> _Challenge_
Tally the lines that include "JSON". Output the number only.

Records from a data source:

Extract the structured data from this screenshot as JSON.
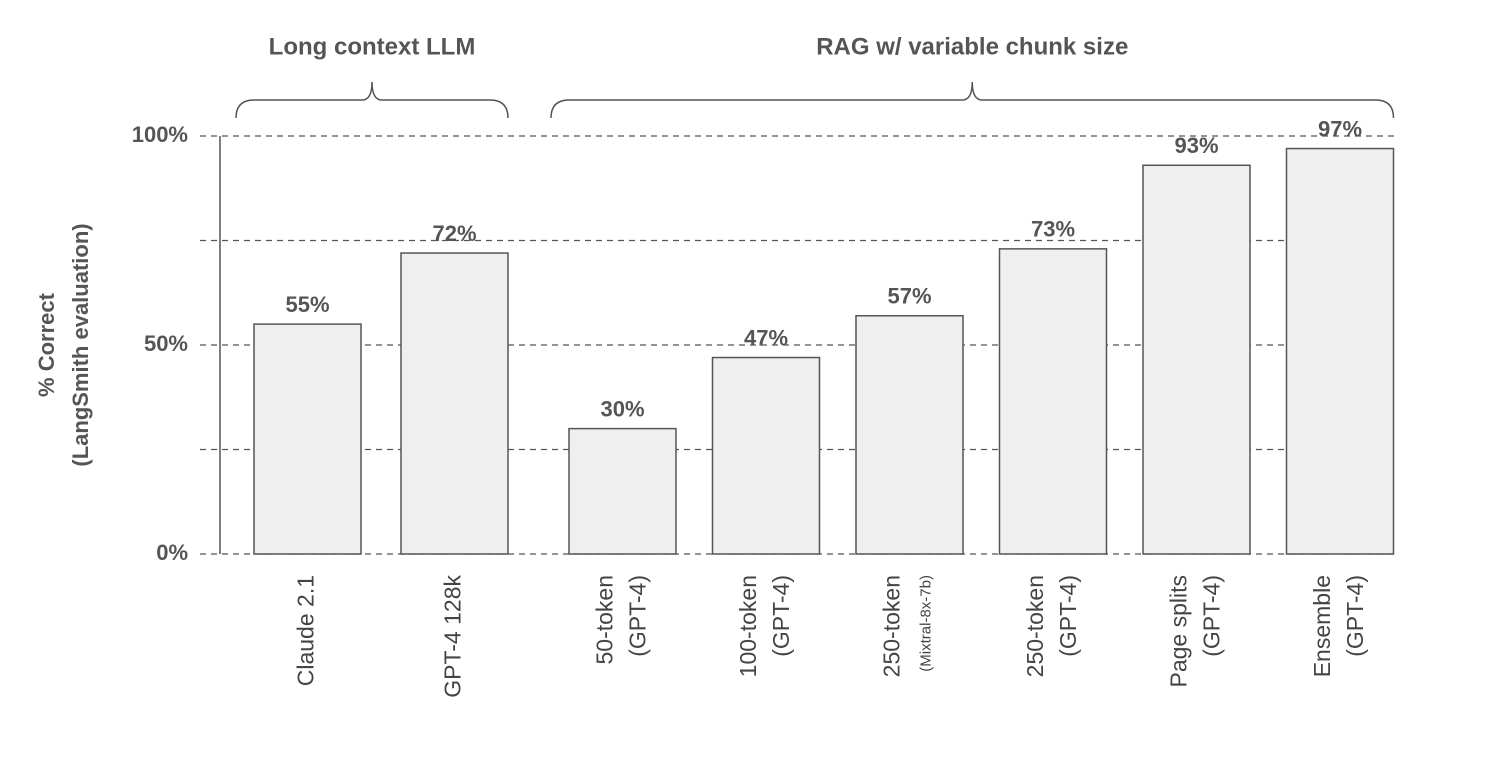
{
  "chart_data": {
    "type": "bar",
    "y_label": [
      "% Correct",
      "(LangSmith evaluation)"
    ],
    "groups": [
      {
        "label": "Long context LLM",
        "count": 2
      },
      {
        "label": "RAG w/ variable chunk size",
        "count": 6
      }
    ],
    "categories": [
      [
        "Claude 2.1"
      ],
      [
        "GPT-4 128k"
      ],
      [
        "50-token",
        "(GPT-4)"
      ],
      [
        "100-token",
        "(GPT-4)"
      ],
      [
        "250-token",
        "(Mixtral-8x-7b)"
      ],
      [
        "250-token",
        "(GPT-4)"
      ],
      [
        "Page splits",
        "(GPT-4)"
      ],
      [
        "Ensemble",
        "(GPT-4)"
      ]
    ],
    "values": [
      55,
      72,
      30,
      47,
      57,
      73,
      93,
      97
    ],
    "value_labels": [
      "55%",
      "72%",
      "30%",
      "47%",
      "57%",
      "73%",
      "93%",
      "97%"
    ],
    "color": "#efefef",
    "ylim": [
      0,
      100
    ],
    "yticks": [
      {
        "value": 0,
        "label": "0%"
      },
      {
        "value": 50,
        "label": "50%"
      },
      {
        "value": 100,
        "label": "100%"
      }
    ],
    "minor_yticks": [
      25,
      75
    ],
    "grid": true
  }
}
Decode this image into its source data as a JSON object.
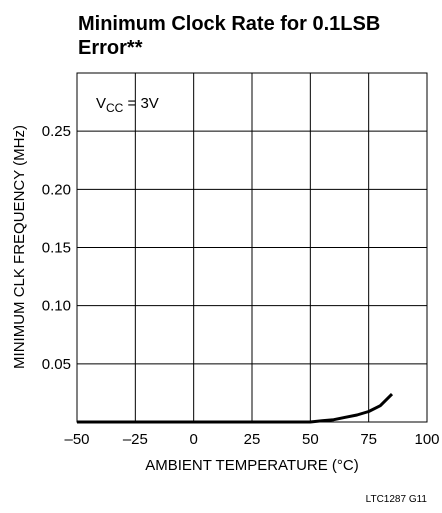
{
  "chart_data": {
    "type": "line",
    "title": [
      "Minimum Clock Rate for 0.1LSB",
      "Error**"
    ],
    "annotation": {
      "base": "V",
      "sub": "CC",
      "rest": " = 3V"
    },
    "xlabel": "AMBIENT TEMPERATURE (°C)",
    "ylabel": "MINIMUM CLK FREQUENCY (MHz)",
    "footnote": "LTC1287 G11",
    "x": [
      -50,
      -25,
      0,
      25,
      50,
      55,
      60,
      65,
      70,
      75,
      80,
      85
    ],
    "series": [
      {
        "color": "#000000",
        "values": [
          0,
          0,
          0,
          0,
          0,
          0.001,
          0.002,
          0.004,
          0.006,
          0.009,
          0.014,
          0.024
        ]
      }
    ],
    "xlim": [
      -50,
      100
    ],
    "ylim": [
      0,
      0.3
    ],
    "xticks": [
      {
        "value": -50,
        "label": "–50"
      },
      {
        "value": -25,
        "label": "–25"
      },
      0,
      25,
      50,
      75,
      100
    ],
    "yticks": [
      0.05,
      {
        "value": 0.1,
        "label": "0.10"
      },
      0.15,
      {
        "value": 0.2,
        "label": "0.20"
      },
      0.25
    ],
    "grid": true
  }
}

> _Answer to the task_
2